DATASET
----

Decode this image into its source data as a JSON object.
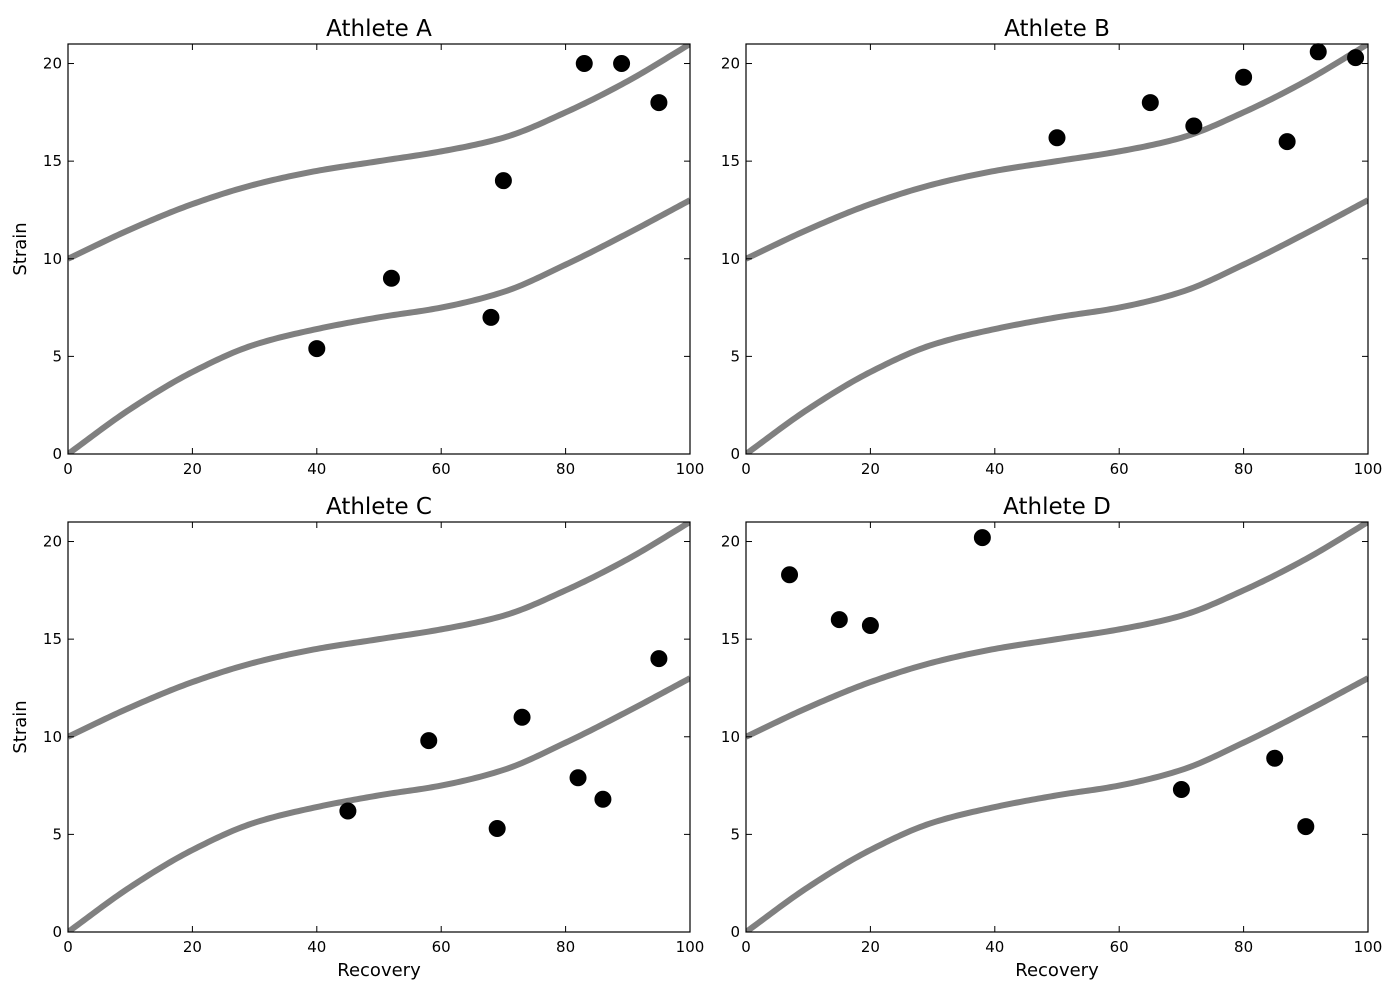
{
  "chart_data": [
    {
      "type": "scatter",
      "title": "Athlete A",
      "xlabel": "",
      "ylabel": "Strain",
      "xlim": [
        0,
        100
      ],
      "ylim": [
        0,
        21
      ],
      "xticks": [
        "0",
        "20",
        "40",
        "60",
        "80",
        "100"
      ],
      "yticks": [
        "0",
        "5",
        "10",
        "15",
        "20"
      ],
      "grid": false,
      "points": {
        "x": [
          40,
          52,
          68,
          70,
          83,
          89,
          95
        ],
        "y": [
          5.4,
          9,
          7,
          14,
          20,
          20,
          18
        ]
      }
    },
    {
      "type": "scatter",
      "title": "Athlete B",
      "xlabel": "",
      "ylabel": "",
      "xlim": [
        0,
        100
      ],
      "ylim": [
        0,
        21
      ],
      "xticks": [
        "0",
        "20",
        "40",
        "60",
        "80",
        "100"
      ],
      "yticks": [
        "0",
        "5",
        "10",
        "15",
        "20"
      ],
      "grid": false,
      "points": {
        "x": [
          50,
          65,
          72,
          80,
          87,
          92,
          98
        ],
        "y": [
          16.2,
          18,
          16.8,
          19.3,
          16,
          20.6,
          20.3
        ]
      }
    },
    {
      "type": "scatter",
      "title": "Athlete C",
      "xlabel": "Recovery",
      "ylabel": "Strain",
      "xlim": [
        0,
        100
      ],
      "ylim": [
        0,
        21
      ],
      "xticks": [
        "0",
        "20",
        "40",
        "60",
        "80",
        "100"
      ],
      "yticks": [
        "0",
        "5",
        "10",
        "15",
        "20"
      ],
      "grid": false,
      "points": {
        "x": [
          45,
          58,
          69,
          73,
          82,
          86,
          95
        ],
        "y": [
          6.2,
          9.8,
          5.3,
          11,
          7.9,
          6.8,
          14
        ]
      }
    },
    {
      "type": "scatter",
      "title": "Athlete D",
      "xlabel": "Recovery",
      "ylabel": "",
      "xlim": [
        0,
        100
      ],
      "ylim": [
        0,
        21
      ],
      "xticks": [
        "0",
        "20",
        "40",
        "60",
        "80",
        "100"
      ],
      "yticks": [
        "0",
        "5",
        "10",
        "15",
        "20"
      ],
      "grid": false,
      "points": {
        "x": [
          7,
          15,
          20,
          38,
          70,
          85,
          90
        ],
        "y": [
          18.3,
          16,
          15.7,
          20.2,
          7.3,
          8.9,
          5.4
        ]
      }
    }
  ],
  "reference_curves": {
    "x": [
      0,
      10,
      20,
      30,
      40,
      50,
      60,
      70,
      80,
      90,
      100
    ],
    "upper": [
      10,
      11.5,
      12.8,
      13.8,
      14.5,
      15,
      15.5,
      16.2,
      17.5,
      19.1,
      21
    ],
    "lower": [
      0,
      2.3,
      4.2,
      5.6,
      6.4,
      7,
      7.5,
      8.3,
      9.7,
      11.3,
      13
    ],
    "color": "#808080"
  },
  "marker_color": "#000000"
}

----

GOAL
Reproduce the material word for word, minus the images.

TASK RESPONSE
Decode this image into its source data as a JSON object.
{
  "chart_data": [
    {
      "type": "scatter",
      "title": "Athlete A",
      "xlabel": "",
      "ylabel": "Strain",
      "xlim": [
        0,
        100
      ],
      "ylim": [
        0,
        21
      ],
      "xticks": [
        "0",
        "20",
        "40",
        "60",
        "80",
        "100"
      ],
      "yticks": [
        "0",
        "5",
        "10",
        "15",
        "20"
      ],
      "grid": false,
      "points": {
        "x": [
          40,
          52,
          68,
          70,
          83,
          89,
          95
        ],
        "y": [
          5.4,
          9,
          7,
          14,
          20,
          20,
          18
        ]
      }
    },
    {
      "type": "scatter",
      "title": "Athlete B",
      "xlabel": "",
      "ylabel": "",
      "xlim": [
        0,
        100
      ],
      "ylim": [
        0,
        21
      ],
      "xticks": [
        "0",
        "20",
        "40",
        "60",
        "80",
        "100"
      ],
      "yticks": [
        "0",
        "5",
        "10",
        "15",
        "20"
      ],
      "grid": false,
      "points": {
        "x": [
          50,
          65,
          72,
          80,
          87,
          92,
          98
        ],
        "y": [
          16.2,
          18,
          16.8,
          19.3,
          16,
          20.6,
          20.3
        ]
      }
    },
    {
      "type": "scatter",
      "title": "Athlete C",
      "xlabel": "Recovery",
      "ylabel": "Strain",
      "xlim": [
        0,
        100
      ],
      "ylim": [
        0,
        21
      ],
      "xticks": [
        "0",
        "20",
        "40",
        "60",
        "80",
        "100"
      ],
      "yticks": [
        "0",
        "5",
        "10",
        "15",
        "20"
      ],
      "grid": false,
      "points": {
        "x": [
          45,
          58,
          69,
          73,
          82,
          86,
          95
        ],
        "y": [
          6.2,
          9.8,
          5.3,
          11,
          7.9,
          6.8,
          14
        ]
      }
    },
    {
      "type": "scatter",
      "title": "Athlete D",
      "xlabel": "Recovery",
      "ylabel": "",
      "xlim": [
        0,
        100
      ],
      "ylim": [
        0,
        21
      ],
      "xticks": [
        "0",
        "20",
        "40",
        "60",
        "80",
        "100"
      ],
      "yticks": [
        "0",
        "5",
        "10",
        "15",
        "20"
      ],
      "grid": false,
      "points": {
        "x": [
          7,
          15,
          20,
          38,
          70,
          85,
          90
        ],
        "y": [
          18.3,
          16,
          15.7,
          20.2,
          7.3,
          8.9,
          5.4
        ]
      }
    }
  ],
  "reference_curves": {
    "x": [
      0,
      10,
      20,
      30,
      40,
      50,
      60,
      70,
      80,
      90,
      100
    ],
    "upper": [
      10,
      11.5,
      12.8,
      13.8,
      14.5,
      15,
      15.5,
      16.2,
      17.5,
      19.1,
      21
    ],
    "lower": [
      0,
      2.3,
      4.2,
      5.6,
      6.4,
      7,
      7.5,
      8.3,
      9.7,
      11.3,
      13
    ],
    "color": "#808080"
  },
  "marker_color": "#000000"
}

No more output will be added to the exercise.